• **TO DO**
Wherever the string "none" appears, copy the whole line.
= = = = =
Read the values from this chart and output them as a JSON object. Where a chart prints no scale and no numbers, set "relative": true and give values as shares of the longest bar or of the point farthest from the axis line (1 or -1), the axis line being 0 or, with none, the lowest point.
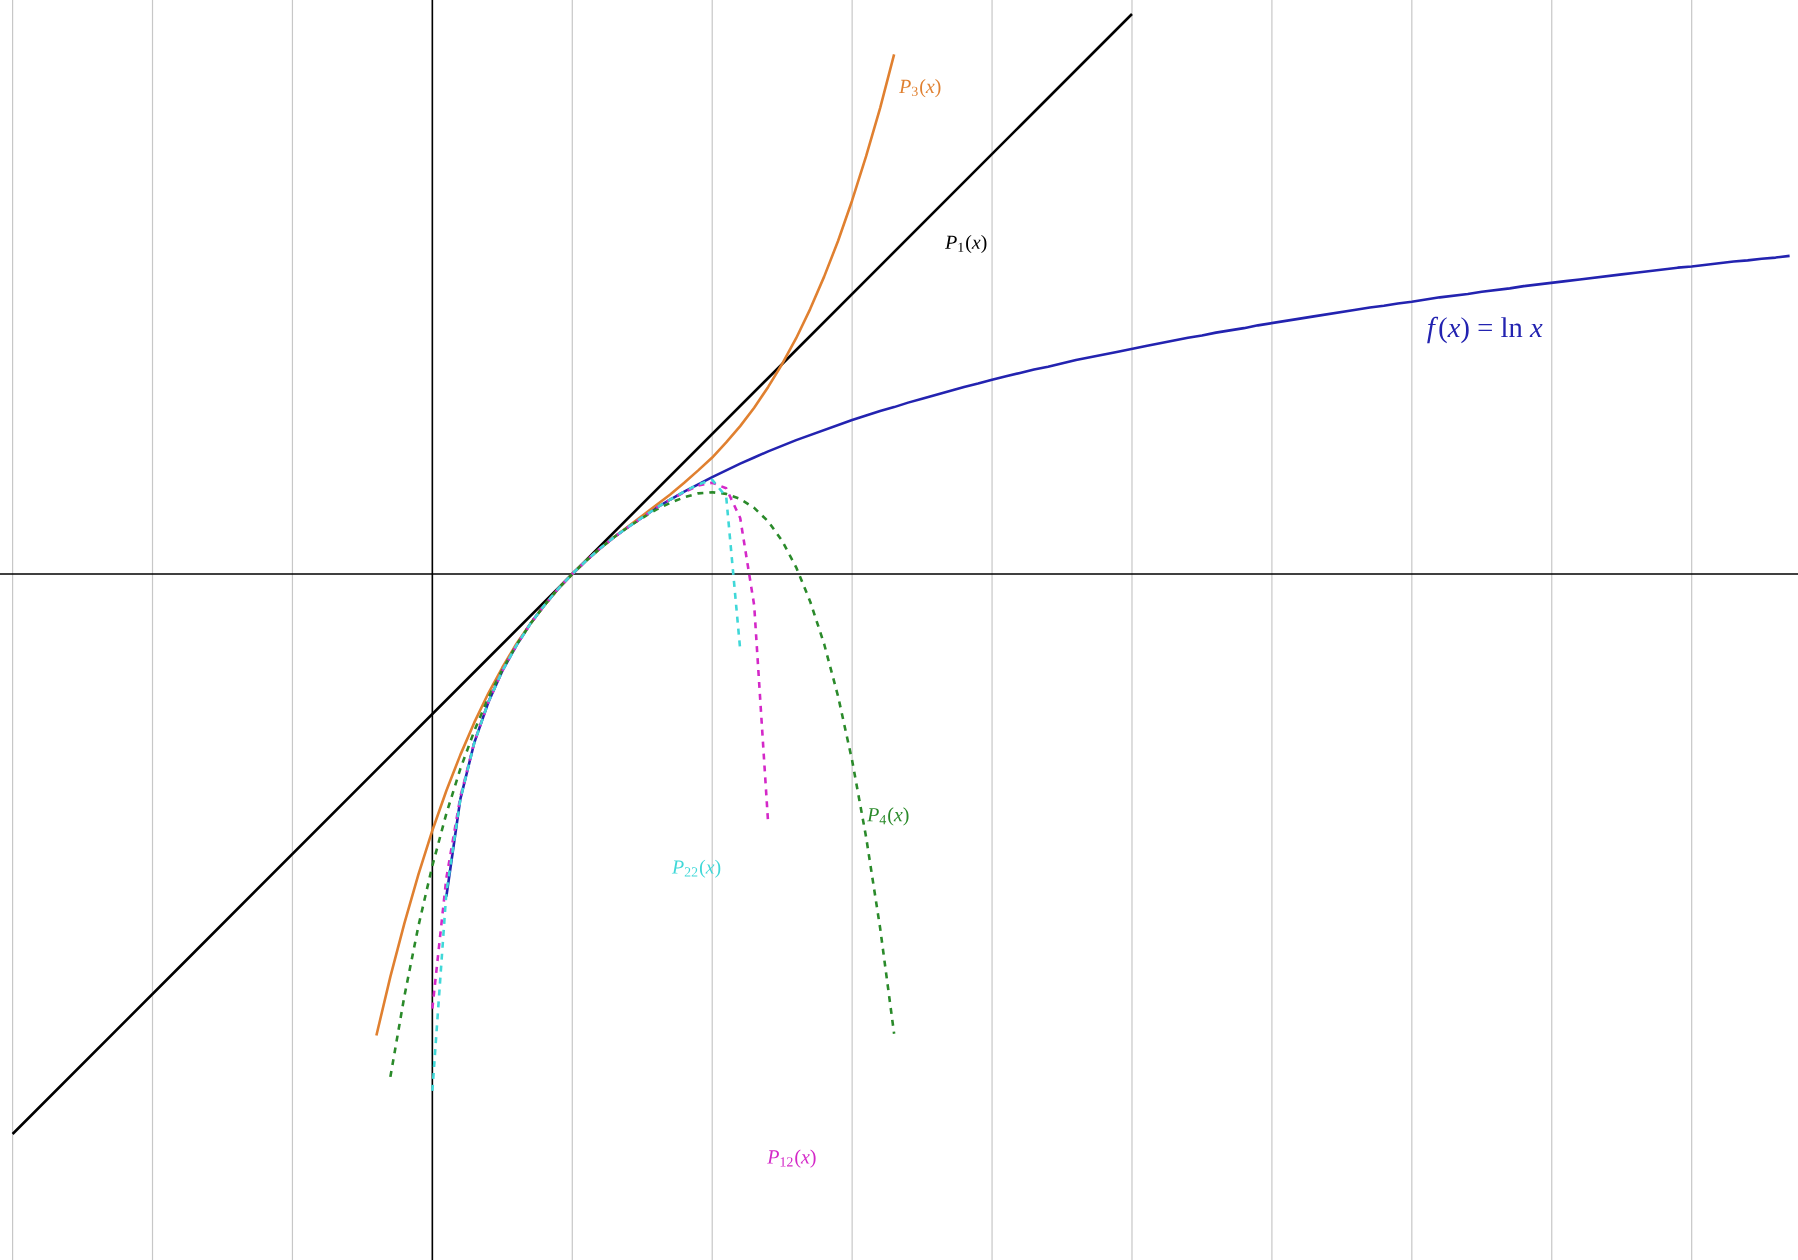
{
  "chart_data": {
    "type": "line",
    "relative": true,
    "grid": true,
    "marker": "none",
    "categories": [
      null,
      null,
      null,
      null,
      null,
      null,
      null,
      null,
      null,
      null,
      null,
      null,
      null,
      null,
      null,
      null,
      null,
      null,
      null,
      null,
      null,
      null,
      null,
      null,
      null,
      null,
      null,
      null,
      null,
      null,
      null,
      null,
      null,
      null,
      null,
      null,
      null,
      null,
      null,
      null,
      null,
      null,
      null,
      null,
      null,
      null,
      null,
      null,
      null,
      null,
      null,
      null,
      null,
      null,
      null,
      null,
      null,
      null,
      null,
      null,
      null,
      null,
      null,
      null,
      null,
      null,
      null,
      null,
      null,
      null,
      null,
      null,
      null,
      null,
      null,
      null,
      null,
      null,
      null,
      null,
      null,
      null,
      null,
      null,
      null,
      null,
      null,
      null,
      null,
      null,
      null,
      null,
      null,
      null,
      null,
      null,
      null,
      null,
      null,
      null,
      null,
      null,
      null,
      null,
      null,
      null,
      null,
      null,
      null,
      null,
      null,
      null,
      null,
      null,
      null,
      null,
      null,
      null,
      null,
      null,
      null,
      null,
      null,
      null,
      null,
      null,
      null,
      null
    ],
    "series": [
      {
        "name": "*f*(*x*) = ln *x*",
        "color": "#2323b0",
        "line_style": "solid",
        "values": [
          null,
          null,
          null,
          null,
          null,
          null,
          null,
          null,
          null,
          null,
          null,
          null,
          null,
          null,
          null,
          null,
          null,
          null,
          null,
          null,
          null,
          null,
          null,
          null,
          null,
          null,
          null,
          null,
          null,
          null,
          null,
          -0.576,
          -0.402,
          -0.301,
          -0.229,
          -0.173,
          -0.128,
          -0.089,
          -0.056,
          -0.026,
          0,
          0.024,
          0.046,
          0.066,
          0.084,
          0.101,
          0.118,
          0.133,
          0.147,
          0.16,
          0.173,
          0.185,
          0.197,
          0.208,
          0.219,
          0.229,
          0.239,
          0.248,
          0.257,
          0.266,
          0.275,
          0.283,
          0.291,
          0.298,
          0.306,
          0.313,
          0.32,
          0.327,
          0.334,
          0.34,
          0.347,
          0.353,
          0.359,
          0.365,
          0.37,
          0.376,
          0.382,
          0.387,
          0.392,
          0.397,
          0.402,
          0.407,
          0.412,
          0.417,
          0.422,
          0.426,
          0.431,
          0.435,
          0.439,
          0.444,
          0.448,
          0.452,
          0.456,
          0.46,
          0.464,
          0.468,
          0.472,
          0.476,
          0.479,
          0.483,
          0.486,
          0.49,
          0.494,
          0.497,
          0.5,
          0.504,
          0.507,
          0.51,
          0.514,
          0.517,
          0.52,
          0.523,
          0.526,
          0.529,
          0.532,
          0.535,
          0.538,
          0.541,
          0.544,
          0.547,
          0.549,
          0.552,
          0.555,
          0.558,
          0.56,
          0.563,
          0.565,
          0.568
        ]
      },
      {
        "name": "*P*$_{1}$(*x*)",
        "color": "#000000",
        "line_style": "solid",
        "values": [
          -1,
          -0.975,
          -0.95,
          -0.925,
          -0.9,
          -0.875,
          -0.85,
          -0.825,
          -0.8,
          -0.775,
          -0.75,
          -0.725,
          -0.7,
          -0.675,
          -0.65,
          -0.625,
          -0.6,
          -0.575,
          -0.55,
          -0.525,
          -0.5,
          -0.475,
          -0.45,
          -0.425,
          -0.4,
          -0.375,
          -0.35,
          -0.325,
          -0.3,
          -0.275,
          -0.25,
          -0.225,
          -0.2,
          -0.175,
          -0.15,
          -0.125,
          -0.1,
          -0.075,
          -0.05,
          -0.025,
          0,
          0.025,
          0.05,
          0.075,
          0.1,
          0.125,
          0.15,
          0.175,
          0.2,
          0.225,
          0.25,
          0.275,
          0.3,
          0.325,
          0.35,
          0.375,
          0.4,
          0.425,
          0.45,
          0.475,
          0.5,
          0.525,
          0.55,
          0.575,
          0.6,
          0.625,
          0.65,
          0.675,
          0.7,
          0.725,
          0.75,
          0.775,
          0.8,
          0.825,
          0.85,
          0.875,
          0.9,
          0.925,
          0.95,
          0.975,
          1,
          null,
          null,
          null,
          null,
          null,
          null,
          null,
          null,
          null,
          null,
          null,
          null,
          null,
          null,
          null,
          null,
          null,
          null,
          null,
          null,
          null,
          null,
          null,
          null,
          null,
          null,
          null,
          null,
          null,
          null,
          null,
          null,
          null,
          null,
          null,
          null,
          null,
          null,
          null,
          null,
          null,
          null,
          null,
          null,
          null,
          null,
          null
        ]
      },
      {
        "name": "*P*$_{3}$(*x*)",
        "color": "#e08030",
        "line_style": "solid",
        "values": [
          null,
          null,
          null,
          null,
          null,
          null,
          null,
          null,
          null,
          null,
          null,
          null,
          null,
          null,
          null,
          null,
          null,
          null,
          null,
          null,
          null,
          null,
          null,
          null,
          null,
          null,
          -0.824,
          -0.719,
          -0.624,
          -0.537,
          -0.458,
          -0.387,
          -0.323,
          -0.265,
          -0.213,
          -0.167,
          -0.125,
          -0.089,
          -0.056,
          -0.026,
          0,
          0.024,
          0.046,
          0.066,
          0.085,
          0.104,
          0.123,
          0.142,
          0.163,
          0.185,
          0.208,
          0.235,
          0.264,
          0.297,
          0.334,
          0.375,
          0.421,
          0.473,
          0.531,
          0.595,
          0.667,
          0.746,
          0.832,
          0.928,
          null,
          null,
          null,
          null,
          null,
          null,
          null,
          null,
          null,
          null,
          null,
          null,
          null,
          null,
          null,
          null,
          null,
          null,
          null,
          null,
          null,
          null,
          null,
          null,
          null,
          null,
          null,
          null,
          null,
          null,
          null,
          null,
          null,
          null,
          null,
          null,
          null,
          null,
          null,
          null,
          null,
          null,
          null,
          null,
          null,
          null,
          null,
          null,
          null,
          null,
          null,
          null,
          null,
          null,
          null,
          null,
          null,
          null,
          null,
          null,
          null,
          null,
          null,
          null
        ]
      },
      {
        "name": "*P*$_{4}$(*x*)",
        "color": "#2a8a2a",
        "line_style": "dashed",
        "values": [
          null,
          null,
          null,
          null,
          null,
          null,
          null,
          null,
          null,
          null,
          null,
          null,
          null,
          null,
          null,
          null,
          null,
          null,
          null,
          null,
          null,
          null,
          null,
          null,
          null,
          null,
          null,
          -0.898,
          -0.754,
          -0.629,
          -0.521,
          -0.428,
          -0.348,
          -0.28,
          -0.221,
          -0.171,
          -0.127,
          -0.089,
          -0.056,
          -0.026,
          0,
          0.024,
          0.046,
          0.066,
          0.084,
          0.1,
          0.115,
          0.127,
          0.137,
          0.144,
          0.146,
          0.143,
          0.134,
          0.118,
          0.094,
          0.059,
          0.012,
          -0.049,
          -0.125,
          -0.219,
          -0.333,
          -0.47,
          -0.632,
          -0.821,
          null,
          null,
          null,
          null,
          null,
          null,
          null,
          null,
          null,
          null,
          null,
          null,
          null,
          null,
          null,
          null,
          null,
          null,
          null,
          null,
          null,
          null,
          null,
          null,
          null,
          null,
          null,
          null,
          null,
          null,
          null,
          null,
          null,
          null,
          null,
          null,
          null,
          null,
          null,
          null,
          null,
          null,
          null,
          null,
          null,
          null,
          null,
          null,
          null,
          null,
          null,
          null,
          null,
          null,
          null,
          null,
          null,
          null,
          null,
          null,
          null,
          null,
          null,
          null
        ]
      },
      {
        "name": "*P*$_{12}$(*x*)",
        "color": "#d428c8",
        "line_style": "dashed",
        "values": [
          null,
          null,
          null,
          null,
          null,
          null,
          null,
          null,
          null,
          null,
          null,
          null,
          null,
          null,
          null,
          null,
          null,
          null,
          null,
          null,
          null,
          null,
          null,
          null,
          null,
          null,
          null,
          null,
          null,
          null,
          -0.776,
          -0.543,
          -0.398,
          -0.3,
          -0.229,
          -0.173,
          -0.128,
          -0.089,
          -0.056,
          -0.026,
          0,
          0.024,
          0.046,
          0.066,
          0.084,
          0.101,
          0.118,
          0.133,
          0.146,
          0.158,
          0.163,
          0.153,
          0.1,
          -0.056,
          -0.446,
          null,
          null,
          null,
          null,
          null,
          null,
          null,
          null,
          null,
          null,
          null,
          null,
          null,
          null,
          null,
          null,
          null,
          null,
          null,
          null,
          null,
          null,
          null,
          null,
          null,
          null,
          null,
          null,
          null,
          null,
          null,
          null,
          null,
          null,
          null,
          null,
          null,
          null,
          null,
          null,
          null,
          null,
          null,
          null,
          null,
          null,
          null,
          null,
          null,
          null,
          null,
          null,
          null,
          null,
          null,
          null,
          null,
          null,
          null,
          null,
          null,
          null,
          null,
          null,
          null,
          null,
          null,
          null,
          null,
          null,
          null,
          null,
          null
        ]
      },
      {
        "name": "*P*$_{22}$(*x*)",
        "color": "#40d8d8",
        "line_style": "dashed",
        "values": [
          null,
          null,
          null,
          null,
          null,
          null,
          null,
          null,
          null,
          null,
          null,
          null,
          null,
          null,
          null,
          null,
          null,
          null,
          null,
          null,
          null,
          null,
          null,
          null,
          null,
          null,
          null,
          null,
          null,
          null,
          -0.923,
          -0.569,
          -0.402,
          -0.301,
          -0.229,
          -0.173,
          -0.128,
          -0.089,
          -0.056,
          -0.026,
          0,
          0.024,
          0.046,
          0.066,
          0.084,
          0.101,
          0.118,
          0.133,
          0.147,
          0.16,
          0.168,
          0.138,
          -0.135,
          null,
          null,
          null,
          null,
          null,
          null,
          null,
          null,
          null,
          null,
          null,
          null,
          null,
          null,
          null,
          null,
          null,
          null,
          null,
          null,
          null,
          null,
          null,
          null,
          null,
          null,
          null,
          null,
          null,
          null,
          null,
          null,
          null,
          null,
          null,
          null,
          null,
          null,
          null,
          null,
          null,
          null,
          null,
          null,
          null,
          null,
          null,
          null,
          null,
          null,
          null,
          null,
          null,
          null,
          null,
          null,
          null,
          null,
          null,
          null,
          null,
          null,
          null,
          null,
          null,
          null,
          null,
          null,
          null,
          null,
          null,
          null,
          null,
          null,
          null
        ]
      }
    ]
  }
}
= = = = =
• **RESULT OF THIS TASK**
Read the values from this chart and output them as a JSON object. Where a chart prints no scale and no numbers, set "relative": true and give values as shares of the longest bar or of the point farthest from the axis line (1 or -1), the axis line being 0 or, with none, the lowest point.
    "marker": "none",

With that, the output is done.